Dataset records

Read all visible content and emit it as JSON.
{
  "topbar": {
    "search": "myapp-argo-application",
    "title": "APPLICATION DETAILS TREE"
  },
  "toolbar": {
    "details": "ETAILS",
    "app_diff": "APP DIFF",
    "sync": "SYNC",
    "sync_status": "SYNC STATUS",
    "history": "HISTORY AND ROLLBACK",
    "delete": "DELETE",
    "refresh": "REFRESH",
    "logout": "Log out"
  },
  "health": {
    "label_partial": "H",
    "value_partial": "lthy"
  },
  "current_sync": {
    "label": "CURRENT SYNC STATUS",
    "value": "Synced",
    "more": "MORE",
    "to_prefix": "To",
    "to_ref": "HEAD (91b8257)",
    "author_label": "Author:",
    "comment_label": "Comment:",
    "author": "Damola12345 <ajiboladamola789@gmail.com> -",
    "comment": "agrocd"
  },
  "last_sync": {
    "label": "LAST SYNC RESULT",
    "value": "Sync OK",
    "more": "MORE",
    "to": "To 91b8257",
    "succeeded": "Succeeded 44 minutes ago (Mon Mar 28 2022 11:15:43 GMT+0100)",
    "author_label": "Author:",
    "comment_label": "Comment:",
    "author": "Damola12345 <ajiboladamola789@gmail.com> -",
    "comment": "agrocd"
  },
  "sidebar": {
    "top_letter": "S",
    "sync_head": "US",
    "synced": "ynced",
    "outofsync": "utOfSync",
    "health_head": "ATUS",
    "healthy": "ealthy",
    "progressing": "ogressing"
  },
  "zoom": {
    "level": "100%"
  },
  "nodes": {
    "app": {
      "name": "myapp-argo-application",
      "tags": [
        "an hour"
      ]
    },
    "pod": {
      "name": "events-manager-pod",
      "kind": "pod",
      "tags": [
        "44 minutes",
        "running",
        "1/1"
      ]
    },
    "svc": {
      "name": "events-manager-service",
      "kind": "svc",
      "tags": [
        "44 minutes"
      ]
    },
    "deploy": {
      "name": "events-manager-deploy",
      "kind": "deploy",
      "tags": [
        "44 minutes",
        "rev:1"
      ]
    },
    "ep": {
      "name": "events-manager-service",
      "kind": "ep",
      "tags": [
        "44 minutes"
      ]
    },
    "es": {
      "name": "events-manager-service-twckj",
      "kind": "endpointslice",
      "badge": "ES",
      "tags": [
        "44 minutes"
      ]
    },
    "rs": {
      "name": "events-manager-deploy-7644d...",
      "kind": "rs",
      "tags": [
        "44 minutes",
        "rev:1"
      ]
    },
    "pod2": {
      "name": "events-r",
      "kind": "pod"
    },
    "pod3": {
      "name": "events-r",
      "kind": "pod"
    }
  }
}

= Exercise prompt =
From the records above, extract every entry verbatim.

= Response to this task =
Read all visible content and emit it as JSON.
{
  "topbar": {
    "search": "myapp-argo-application",
    "title": "APPLICATION DETAILS TREE"
  },
  "toolbar": {
    "details": "ETAILS",
    "app_diff": "APP DIFF",
    "sync": "SYNC",
    "sync_status": "SYNC STATUS",
    "history": "HISTORY AND ROLLBACK",
    "delete": "DELETE",
    "refresh": "REFRESH",
    "logout": "Log out"
  },
  "health": {
    "label_partial": "H",
    "value_partial": "lthy"
  },
  "current_sync": {
    "label": "CURRENT SYNC STATUS",
    "value": "Synced",
    "more": "MORE",
    "to_prefix": "To",
    "to_ref": "HEAD (91b8257)",
    "author_label": "Author:",
    "comment_label": "Comment:",
    "author": "Damola12345 <ajiboladamola789@gmail.com> -",
    "comment": "agrocd"
  },
  "last_sync": {
    "label": "LAST SYNC RESULT",
    "value": "Sync OK",
    "more": "MORE",
    "to": "To 91b8257",
    "succeeded": "Succeeded 44 minutes ago (Mon Mar 28 2022 11:15:43 GMT+0100)",
    "author_label": "Author:",
    "comment_label": "Comment:",
    "author": "Damola12345 <ajiboladamola789@gmail.com> -",
    "comment": "agrocd"
  },
  "sidebar": {
    "top_letter": "S",
    "sync_head": "US",
    "synced": "ynced",
    "outofsync": "utOfSync",
    "health_head": "ATUS",
    "healthy": "ealthy",
    "progressing": "ogressing"
  },
  "zoom": {
    "level": "100%"
  },
  "nodes": {
    "app": {
      "name": "myapp-argo-application",
      "tags": [
        "an hour"
      ]
    },
    "pod": {
      "name": "events-manager-pod",
      "kind": "pod",
      "tags": [
        "44 minutes",
        "running",
        "1/1"
      ]
    },
    "svc": {
      "name": "events-manager-service",
      "kind": "svc",
      "tags": [
        "44 minutes"
      ]
    },
    "deploy": {
      "name": "events-manager-deploy",
      "kind": "deploy",
      "tags": [
        "44 minutes",
        "rev:1"
      ]
    },
    "ep": {
      "name": "events-manager-service",
      "kind": "ep",
      "tags": [
        "44 minutes"
      ]
    },
    "es": {
      "name": "events-manager-service-twckj",
      "kind": "endpointslice",
      "badge": "ES",
      "tags": [
        "44 minutes"
      ]
    },
    "rs": {
      "name": "events-manager-deploy-7644d...",
      "kind": "rs",
      "tags": [
        "44 minutes",
        "rev:1"
      ]
    },
    "pod2": {
      "name": "events-r",
      "kind": "pod"
    },
    "pod3": {
      "name": "events-r",
      "kind": "pod"
    }
  }
}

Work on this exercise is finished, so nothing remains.